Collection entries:
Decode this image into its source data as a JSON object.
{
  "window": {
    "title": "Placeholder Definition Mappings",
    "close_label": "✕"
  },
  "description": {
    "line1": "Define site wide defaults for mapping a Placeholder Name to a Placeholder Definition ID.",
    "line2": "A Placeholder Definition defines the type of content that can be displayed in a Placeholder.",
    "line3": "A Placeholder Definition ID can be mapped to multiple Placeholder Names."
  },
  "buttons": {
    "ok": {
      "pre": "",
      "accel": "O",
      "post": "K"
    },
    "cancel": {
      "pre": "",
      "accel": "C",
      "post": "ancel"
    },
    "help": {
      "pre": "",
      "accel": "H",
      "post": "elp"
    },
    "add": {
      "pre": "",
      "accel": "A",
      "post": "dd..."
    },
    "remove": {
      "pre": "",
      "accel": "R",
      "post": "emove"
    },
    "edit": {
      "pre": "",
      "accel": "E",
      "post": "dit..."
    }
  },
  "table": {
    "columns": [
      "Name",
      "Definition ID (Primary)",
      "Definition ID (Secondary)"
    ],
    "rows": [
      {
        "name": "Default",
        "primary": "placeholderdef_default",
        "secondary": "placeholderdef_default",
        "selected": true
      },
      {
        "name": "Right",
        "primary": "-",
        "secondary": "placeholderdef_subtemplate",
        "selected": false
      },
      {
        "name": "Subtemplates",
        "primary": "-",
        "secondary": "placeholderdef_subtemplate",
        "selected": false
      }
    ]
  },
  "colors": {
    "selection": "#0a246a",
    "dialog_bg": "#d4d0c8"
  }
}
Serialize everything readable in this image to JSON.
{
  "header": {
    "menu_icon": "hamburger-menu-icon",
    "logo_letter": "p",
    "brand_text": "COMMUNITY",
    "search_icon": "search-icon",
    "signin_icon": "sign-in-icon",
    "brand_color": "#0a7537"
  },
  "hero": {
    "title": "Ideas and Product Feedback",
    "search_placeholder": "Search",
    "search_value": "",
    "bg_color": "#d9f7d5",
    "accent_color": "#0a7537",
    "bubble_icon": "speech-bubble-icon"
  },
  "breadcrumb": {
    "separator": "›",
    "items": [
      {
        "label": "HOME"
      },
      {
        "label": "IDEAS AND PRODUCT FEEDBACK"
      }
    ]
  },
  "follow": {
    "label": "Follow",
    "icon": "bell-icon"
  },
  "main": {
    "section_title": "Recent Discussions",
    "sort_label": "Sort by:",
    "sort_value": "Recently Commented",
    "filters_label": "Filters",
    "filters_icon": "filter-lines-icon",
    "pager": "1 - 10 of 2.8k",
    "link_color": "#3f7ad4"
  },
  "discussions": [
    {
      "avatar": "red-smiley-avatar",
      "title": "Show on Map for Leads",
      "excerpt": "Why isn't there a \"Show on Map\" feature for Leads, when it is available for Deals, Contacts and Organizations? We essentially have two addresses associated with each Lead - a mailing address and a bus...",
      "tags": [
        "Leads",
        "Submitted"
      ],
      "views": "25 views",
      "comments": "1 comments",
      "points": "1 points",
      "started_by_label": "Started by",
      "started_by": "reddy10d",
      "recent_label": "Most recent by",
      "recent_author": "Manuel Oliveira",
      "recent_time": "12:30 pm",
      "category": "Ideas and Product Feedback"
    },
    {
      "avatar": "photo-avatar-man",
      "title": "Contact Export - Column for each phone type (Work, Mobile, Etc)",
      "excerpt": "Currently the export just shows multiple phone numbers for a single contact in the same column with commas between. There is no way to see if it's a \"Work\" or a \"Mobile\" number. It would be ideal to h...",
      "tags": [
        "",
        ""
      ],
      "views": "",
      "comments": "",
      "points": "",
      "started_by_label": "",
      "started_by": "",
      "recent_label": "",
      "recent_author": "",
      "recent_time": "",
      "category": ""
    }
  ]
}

→ **Problem to solve**
Each record above should be repeated exactly as it appears.

→ **Solved exercise**
Decode this image into its source data as a JSON object.
{
  "window": {
    "title": "Placeholder Definition Mappings",
    "close_label": "✕"
  },
  "description": {
    "line1": "Define site wide defaults for mapping a Placeholder Name to a Placeholder Definition ID.",
    "line2": "A Placeholder Definition defines the type of content that can be displayed in a Placeholder.",
    "line3": "A Placeholder Definition ID can be mapped to multiple Placeholder Names."
  },
  "buttons": {
    "ok": {
      "pre": "",
      "accel": "O",
      "post": "K"
    },
    "cancel": {
      "pre": "",
      "accel": "C",
      "post": "ancel"
    },
    "help": {
      "pre": "",
      "accel": "H",
      "post": "elp"
    },
    "add": {
      "pre": "",
      "accel": "A",
      "post": "dd..."
    },
    "remove": {
      "pre": "",
      "accel": "R",
      "post": "emove"
    },
    "edit": {
      "pre": "",
      "accel": "E",
      "post": "dit..."
    }
  },
  "table": {
    "columns": [
      "Name",
      "Definition ID (Primary)",
      "Definition ID (Secondary)"
    ],
    "rows": [
      {
        "name": "Default",
        "primary": "placeholderdef_default",
        "secondary": "placeholderdef_default",
        "selected": true
      },
      {
        "name": "Right",
        "primary": "-",
        "secondary": "placeholderdef_subtemplate",
        "selected": false
      },
      {
        "name": "Subtemplates",
        "primary": "-",
        "secondary": "placeholderdef_subtemplate",
        "selected": false
      }
    ]
  },
  "colors": {
    "selection": "#0a246a",
    "dialog_bg": "#d4d0c8"
  }
}
Serialize everything readable in this image to JSON.
{
  "header": {
    "menu_icon": "hamburger-menu-icon",
    "logo_letter": "p",
    "brand_text": "COMMUNITY",
    "search_icon": "search-icon",
    "signin_icon": "sign-in-icon",
    "brand_color": "#0a7537"
  },
  "hero": {
    "title": "Ideas and Product Feedback",
    "search_placeholder": "Search",
    "search_value": "",
    "bg_color": "#d9f7d5",
    "accent_color": "#0a7537",
    "bubble_icon": "speech-bubble-icon"
  },
  "breadcrumb": {
    "separator": "›",
    "items": [
      {
        "label": "HOME"
      },
      {
        "label": "IDEAS AND PRODUCT FEEDBACK"
      }
    ]
  },
  "follow": {
    "label": "Follow",
    "icon": "bell-icon"
  },
  "main": {
    "section_title": "Recent Discussions",
    "sort_label": "Sort by:",
    "sort_value": "Recently Commented",
    "filters_label": "Filters",
    "filters_icon": "filter-lines-icon",
    "pager": "1 - 10 of 2.8k",
    "link_color": "#3f7ad4"
  },
  "discussions": [
    {
      "avatar": "red-smiley-avatar",
      "title": "Show on Map for Leads",
      "excerpt": "Why isn't there a \"Show on Map\" feature for Leads, when it is available for Deals, Contacts and Organizations? We essentially have two addresses associated with each Lead - a mailing address and a bus...",
      "tags": [
        "Leads",
        "Submitted"
      ],
      "views": "25 views",
      "comments": "1 comments",
      "points": "1 points",
      "started_by_label": "Started by",
      "started_by": "reddy10d",
      "recent_label": "Most recent by",
      "recent_author": "Manuel Oliveira",
      "recent_time": "12:30 pm",
      "category": "Ideas and Product Feedback"
    },
    {
      "avatar": "photo-avatar-man",
      "title": "Contact Export - Column for each phone type (Work, Mobile, Etc)",
      "excerpt": "Currently the export just shows multiple phone numbers for a single contact in the same column with commas between. There is no way to see if it's a \"Work\" or a \"Mobile\" number. It would be ideal to h...",
      "tags": [
        "",
        ""
      ],
      "views": "",
      "comments": "",
      "points": "",
      "started_by_label": "",
      "started_by": "",
      "recent_label": "",
      "recent_author": "",
      "recent_time": "",
      "category": ""
    }
  ]
}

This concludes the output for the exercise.